Set each record down exactly, excluding all images.

[Data for this task]

☆ ☆ ☆ ☆

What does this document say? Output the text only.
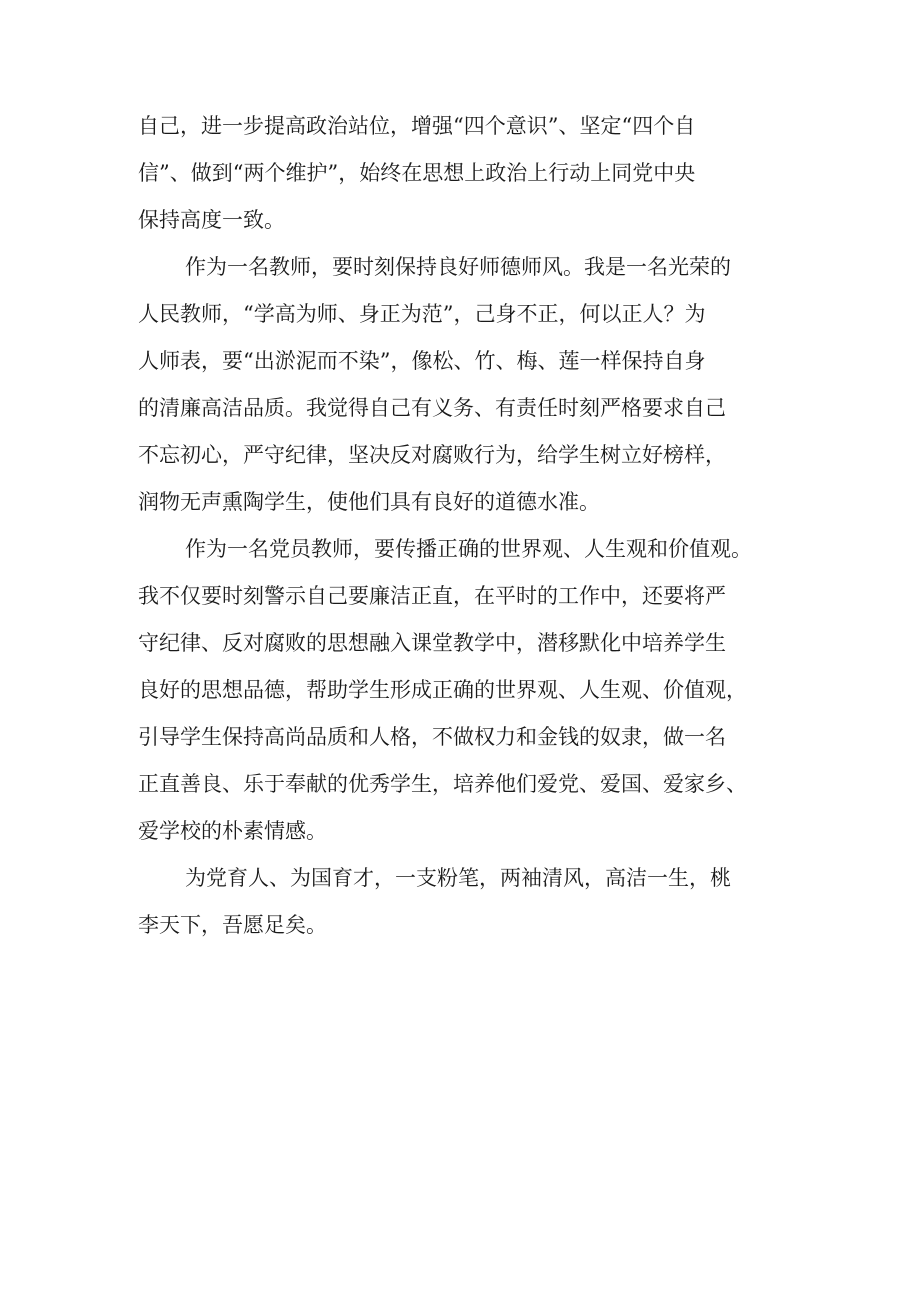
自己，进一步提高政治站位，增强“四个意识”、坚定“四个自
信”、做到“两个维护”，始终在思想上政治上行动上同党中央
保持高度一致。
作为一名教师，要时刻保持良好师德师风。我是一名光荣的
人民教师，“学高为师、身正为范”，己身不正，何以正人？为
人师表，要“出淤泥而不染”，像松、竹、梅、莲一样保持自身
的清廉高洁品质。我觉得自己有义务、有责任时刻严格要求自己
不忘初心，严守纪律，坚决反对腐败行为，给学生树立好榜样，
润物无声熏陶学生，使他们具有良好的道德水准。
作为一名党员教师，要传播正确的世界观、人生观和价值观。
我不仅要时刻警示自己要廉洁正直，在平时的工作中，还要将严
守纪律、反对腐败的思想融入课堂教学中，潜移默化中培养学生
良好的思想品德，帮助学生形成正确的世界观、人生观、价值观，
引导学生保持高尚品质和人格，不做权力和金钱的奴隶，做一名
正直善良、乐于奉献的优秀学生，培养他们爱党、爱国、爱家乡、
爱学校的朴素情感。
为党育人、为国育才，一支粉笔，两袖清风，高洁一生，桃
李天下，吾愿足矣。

☆ ☆ ☆ ☆

[Result for this exercise]
What does this document say? Output the text only.
自己，进一步提高政治站位，增强“四个意识”、坚定“四个自
信”、做到“两个维护”，始终在思想上政治上行动上同党中央
保持高度一致。
作为一名教师，要时刻保持良好师德师风。我是一名光荣的
人民教师，“学高为师、身正为范”，己身不正，何以正人？为
人师表，要“出淤泥而不染”，像松、竹、梅、莲一样保持自身
的清廉高洁品质。我觉得自己有义务、有责任时刻严格要求自己
不忘初心，严守纪律，坚决反对腐败行为，给学生树立好榜样，
润物无声熏陶学生，使他们具有良好的道德水准。
作为一名党员教师，要传播正确的世界观、人生观和价值观。
我不仅要时刻警示自己要廉洁正直，在平时的工作中，还要将严
守纪律、反对腐败的思想融入课堂教学中，潜移默化中培养学生
良好的思想品德，帮助学生形成正确的世界观、人生观、价值观，
引导学生保持高尚品质和人格，不做权力和金钱的奴隶，做一名
正直善良、乐于奉献的优秀学生，培养他们爱党、爱国、爱家乡、
爱学校的朴素情感。
为党育人、为国育才，一支粉笔，两袖清风，高洁一生，桃
李天下，吾愿足矣。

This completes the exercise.